_Your instructions:_ All of the listing below must be repeated word for word. Pictures are the only thing to omit.

— start of Task data —

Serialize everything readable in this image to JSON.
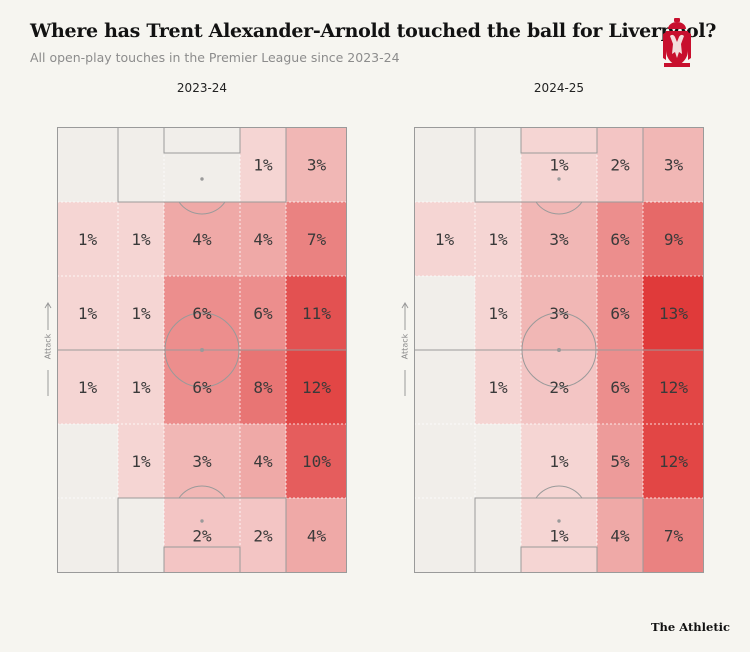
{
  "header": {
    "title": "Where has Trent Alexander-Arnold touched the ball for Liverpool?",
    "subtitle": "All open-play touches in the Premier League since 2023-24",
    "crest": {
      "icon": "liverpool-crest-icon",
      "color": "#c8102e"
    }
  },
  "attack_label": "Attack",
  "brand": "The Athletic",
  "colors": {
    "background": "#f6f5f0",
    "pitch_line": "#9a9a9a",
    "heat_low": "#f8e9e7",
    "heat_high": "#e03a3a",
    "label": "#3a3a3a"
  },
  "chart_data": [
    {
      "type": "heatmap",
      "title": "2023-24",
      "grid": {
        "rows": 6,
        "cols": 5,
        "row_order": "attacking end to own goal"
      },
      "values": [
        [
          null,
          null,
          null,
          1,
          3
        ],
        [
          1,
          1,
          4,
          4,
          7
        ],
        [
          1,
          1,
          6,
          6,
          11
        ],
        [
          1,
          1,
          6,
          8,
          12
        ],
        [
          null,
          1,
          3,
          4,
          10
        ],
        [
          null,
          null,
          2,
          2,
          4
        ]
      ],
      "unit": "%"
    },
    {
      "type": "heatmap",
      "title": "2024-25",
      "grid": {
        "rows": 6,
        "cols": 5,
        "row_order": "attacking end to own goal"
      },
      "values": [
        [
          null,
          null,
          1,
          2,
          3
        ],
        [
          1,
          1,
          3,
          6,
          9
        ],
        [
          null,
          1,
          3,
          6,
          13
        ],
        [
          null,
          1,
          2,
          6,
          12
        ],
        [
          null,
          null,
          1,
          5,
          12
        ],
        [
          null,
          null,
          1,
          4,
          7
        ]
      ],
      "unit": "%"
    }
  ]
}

— end of Task data —

_Solution:_
Serialize everything readable in this image to JSON.
{
  "header": {
    "title": "Where has Trent Alexander-Arnold touched the ball for Liverpool?",
    "subtitle": "All open-play touches in the Premier League since 2023-24",
    "crest": {
      "icon": "liverpool-crest-icon",
      "color": "#c8102e"
    }
  },
  "attack_label": "Attack",
  "brand": "The Athletic",
  "colors": {
    "background": "#f6f5f0",
    "pitch_line": "#9a9a9a",
    "heat_low": "#f8e9e7",
    "heat_high": "#e03a3a",
    "label": "#3a3a3a"
  },
  "chart_data": [
    {
      "type": "heatmap",
      "title": "2023-24",
      "grid": {
        "rows": 6,
        "cols": 5,
        "row_order": "attacking end to own goal"
      },
      "values": [
        [
          null,
          null,
          null,
          1,
          3
        ],
        [
          1,
          1,
          4,
          4,
          7
        ],
        [
          1,
          1,
          6,
          6,
          11
        ],
        [
          1,
          1,
          6,
          8,
          12
        ],
        [
          null,
          1,
          3,
          4,
          10
        ],
        [
          null,
          null,
          2,
          2,
          4
        ]
      ],
      "unit": "%"
    },
    {
      "type": "heatmap",
      "title": "2024-25",
      "grid": {
        "rows": 6,
        "cols": 5,
        "row_order": "attacking end to own goal"
      },
      "values": [
        [
          null,
          null,
          1,
          2,
          3
        ],
        [
          1,
          1,
          3,
          6,
          9
        ],
        [
          null,
          1,
          3,
          6,
          13
        ],
        [
          null,
          1,
          2,
          6,
          12
        ],
        [
          null,
          null,
          1,
          5,
          12
        ],
        [
          null,
          null,
          1,
          4,
          7
        ]
      ],
      "unit": "%"
    }
  ]
}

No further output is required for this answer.